DO THIS →
Count how many lines of the data include "name". The answer is that number and nothing else.

LISTED RECORDS →
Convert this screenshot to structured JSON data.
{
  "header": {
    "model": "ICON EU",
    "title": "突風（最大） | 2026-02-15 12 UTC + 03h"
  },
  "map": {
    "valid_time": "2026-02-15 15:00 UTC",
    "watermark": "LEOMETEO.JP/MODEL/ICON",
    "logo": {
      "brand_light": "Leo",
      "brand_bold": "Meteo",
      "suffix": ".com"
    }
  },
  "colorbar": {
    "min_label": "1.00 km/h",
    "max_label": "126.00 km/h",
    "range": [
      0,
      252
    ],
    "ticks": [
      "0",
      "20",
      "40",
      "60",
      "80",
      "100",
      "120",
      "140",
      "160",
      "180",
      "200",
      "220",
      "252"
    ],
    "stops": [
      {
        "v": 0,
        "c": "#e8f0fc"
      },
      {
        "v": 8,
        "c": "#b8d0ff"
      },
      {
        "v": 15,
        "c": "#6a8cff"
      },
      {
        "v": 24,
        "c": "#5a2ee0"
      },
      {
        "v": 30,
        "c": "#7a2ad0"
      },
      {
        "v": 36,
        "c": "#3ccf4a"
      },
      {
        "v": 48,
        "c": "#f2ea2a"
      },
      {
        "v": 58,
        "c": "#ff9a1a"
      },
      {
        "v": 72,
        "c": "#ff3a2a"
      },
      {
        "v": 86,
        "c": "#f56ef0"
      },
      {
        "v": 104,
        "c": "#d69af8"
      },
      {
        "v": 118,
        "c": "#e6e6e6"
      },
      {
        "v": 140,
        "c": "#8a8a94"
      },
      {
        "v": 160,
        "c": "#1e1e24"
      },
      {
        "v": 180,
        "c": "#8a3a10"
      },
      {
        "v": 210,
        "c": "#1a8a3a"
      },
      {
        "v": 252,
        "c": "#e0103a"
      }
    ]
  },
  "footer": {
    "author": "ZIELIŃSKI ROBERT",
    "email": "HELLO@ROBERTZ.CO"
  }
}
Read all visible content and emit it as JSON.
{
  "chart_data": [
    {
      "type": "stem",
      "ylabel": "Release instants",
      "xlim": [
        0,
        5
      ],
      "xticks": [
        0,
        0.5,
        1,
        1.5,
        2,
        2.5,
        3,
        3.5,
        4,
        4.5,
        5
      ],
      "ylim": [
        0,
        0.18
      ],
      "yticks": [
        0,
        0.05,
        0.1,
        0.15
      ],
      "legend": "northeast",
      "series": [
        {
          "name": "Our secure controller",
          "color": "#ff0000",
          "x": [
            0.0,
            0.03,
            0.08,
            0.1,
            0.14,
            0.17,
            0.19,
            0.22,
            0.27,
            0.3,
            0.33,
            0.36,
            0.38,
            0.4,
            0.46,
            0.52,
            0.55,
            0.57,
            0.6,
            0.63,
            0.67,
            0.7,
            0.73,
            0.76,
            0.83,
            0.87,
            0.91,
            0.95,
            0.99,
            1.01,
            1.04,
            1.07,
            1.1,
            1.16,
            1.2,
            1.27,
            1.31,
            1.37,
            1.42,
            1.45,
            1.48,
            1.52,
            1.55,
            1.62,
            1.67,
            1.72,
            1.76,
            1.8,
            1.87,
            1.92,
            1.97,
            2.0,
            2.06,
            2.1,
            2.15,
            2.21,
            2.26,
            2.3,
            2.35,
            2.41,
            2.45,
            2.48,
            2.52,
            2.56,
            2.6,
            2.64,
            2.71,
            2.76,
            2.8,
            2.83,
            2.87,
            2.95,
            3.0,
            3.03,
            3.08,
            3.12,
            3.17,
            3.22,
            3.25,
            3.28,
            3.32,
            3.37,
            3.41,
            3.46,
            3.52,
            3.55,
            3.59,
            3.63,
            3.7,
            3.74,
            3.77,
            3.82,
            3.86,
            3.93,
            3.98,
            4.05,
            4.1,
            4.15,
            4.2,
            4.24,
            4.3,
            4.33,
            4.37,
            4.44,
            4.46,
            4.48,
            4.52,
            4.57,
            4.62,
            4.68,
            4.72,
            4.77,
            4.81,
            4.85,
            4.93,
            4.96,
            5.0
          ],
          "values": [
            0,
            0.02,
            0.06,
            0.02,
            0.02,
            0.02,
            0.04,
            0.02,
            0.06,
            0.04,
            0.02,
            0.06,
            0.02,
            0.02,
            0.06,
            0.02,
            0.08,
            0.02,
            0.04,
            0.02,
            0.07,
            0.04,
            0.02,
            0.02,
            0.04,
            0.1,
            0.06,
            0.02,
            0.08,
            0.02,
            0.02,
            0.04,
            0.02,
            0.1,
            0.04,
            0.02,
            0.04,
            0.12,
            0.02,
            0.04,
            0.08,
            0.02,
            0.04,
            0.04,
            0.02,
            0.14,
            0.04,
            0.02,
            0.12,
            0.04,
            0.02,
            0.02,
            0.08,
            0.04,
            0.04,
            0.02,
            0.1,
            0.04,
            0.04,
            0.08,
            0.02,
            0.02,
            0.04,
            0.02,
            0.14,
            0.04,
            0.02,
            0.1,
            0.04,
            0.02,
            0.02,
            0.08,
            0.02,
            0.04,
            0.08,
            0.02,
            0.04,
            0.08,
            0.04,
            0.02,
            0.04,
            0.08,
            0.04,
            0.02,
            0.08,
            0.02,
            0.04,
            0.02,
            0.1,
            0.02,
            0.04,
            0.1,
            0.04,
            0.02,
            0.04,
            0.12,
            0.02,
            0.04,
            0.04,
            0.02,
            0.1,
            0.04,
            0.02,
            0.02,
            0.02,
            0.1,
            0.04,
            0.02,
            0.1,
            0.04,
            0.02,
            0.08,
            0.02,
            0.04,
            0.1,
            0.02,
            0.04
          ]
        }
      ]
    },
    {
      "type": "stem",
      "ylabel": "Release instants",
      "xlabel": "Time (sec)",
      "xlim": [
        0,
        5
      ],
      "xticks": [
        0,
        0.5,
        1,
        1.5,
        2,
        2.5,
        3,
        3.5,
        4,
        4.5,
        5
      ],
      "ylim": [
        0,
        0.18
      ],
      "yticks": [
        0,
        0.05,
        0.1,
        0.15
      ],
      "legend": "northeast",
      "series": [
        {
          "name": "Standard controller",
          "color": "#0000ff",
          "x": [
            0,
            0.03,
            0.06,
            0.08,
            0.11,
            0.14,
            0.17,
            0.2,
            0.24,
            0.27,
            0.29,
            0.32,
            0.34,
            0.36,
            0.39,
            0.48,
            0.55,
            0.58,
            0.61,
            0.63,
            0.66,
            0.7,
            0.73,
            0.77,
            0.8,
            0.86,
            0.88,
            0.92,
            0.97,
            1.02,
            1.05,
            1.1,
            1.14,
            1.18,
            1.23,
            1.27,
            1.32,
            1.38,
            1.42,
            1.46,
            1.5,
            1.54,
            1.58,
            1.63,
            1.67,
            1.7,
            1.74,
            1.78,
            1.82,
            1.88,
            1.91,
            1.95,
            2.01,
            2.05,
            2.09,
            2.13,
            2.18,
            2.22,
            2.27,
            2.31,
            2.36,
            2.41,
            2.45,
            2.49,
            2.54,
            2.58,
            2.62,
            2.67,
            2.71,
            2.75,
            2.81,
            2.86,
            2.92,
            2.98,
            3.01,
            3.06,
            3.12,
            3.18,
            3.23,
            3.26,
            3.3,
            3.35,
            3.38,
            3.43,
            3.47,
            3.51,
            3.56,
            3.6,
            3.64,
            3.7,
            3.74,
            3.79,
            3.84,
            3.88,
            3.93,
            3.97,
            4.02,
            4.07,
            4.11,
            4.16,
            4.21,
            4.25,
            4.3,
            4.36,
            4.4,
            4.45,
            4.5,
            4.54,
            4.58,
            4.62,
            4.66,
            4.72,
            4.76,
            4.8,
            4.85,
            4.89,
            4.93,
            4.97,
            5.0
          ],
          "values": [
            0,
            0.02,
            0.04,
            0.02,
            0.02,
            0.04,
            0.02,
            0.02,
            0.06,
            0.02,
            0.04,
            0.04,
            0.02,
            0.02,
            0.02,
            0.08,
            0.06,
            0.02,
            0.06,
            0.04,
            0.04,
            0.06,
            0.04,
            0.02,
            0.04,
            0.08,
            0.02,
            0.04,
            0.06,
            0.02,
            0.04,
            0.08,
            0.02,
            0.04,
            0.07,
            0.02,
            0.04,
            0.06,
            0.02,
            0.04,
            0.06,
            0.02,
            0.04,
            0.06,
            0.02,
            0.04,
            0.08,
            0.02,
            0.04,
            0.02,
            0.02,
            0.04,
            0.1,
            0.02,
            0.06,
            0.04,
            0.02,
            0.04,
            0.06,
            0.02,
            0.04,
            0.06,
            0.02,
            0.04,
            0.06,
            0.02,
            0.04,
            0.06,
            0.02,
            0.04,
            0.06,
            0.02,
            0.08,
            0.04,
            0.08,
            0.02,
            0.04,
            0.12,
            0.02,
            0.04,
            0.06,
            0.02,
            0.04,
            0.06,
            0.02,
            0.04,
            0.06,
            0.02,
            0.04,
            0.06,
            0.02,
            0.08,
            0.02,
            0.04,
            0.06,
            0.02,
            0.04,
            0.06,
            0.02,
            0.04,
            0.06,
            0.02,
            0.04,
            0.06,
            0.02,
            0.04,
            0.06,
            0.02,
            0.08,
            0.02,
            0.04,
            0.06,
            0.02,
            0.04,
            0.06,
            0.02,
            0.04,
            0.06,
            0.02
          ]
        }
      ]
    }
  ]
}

RIGHT ANSWER →
2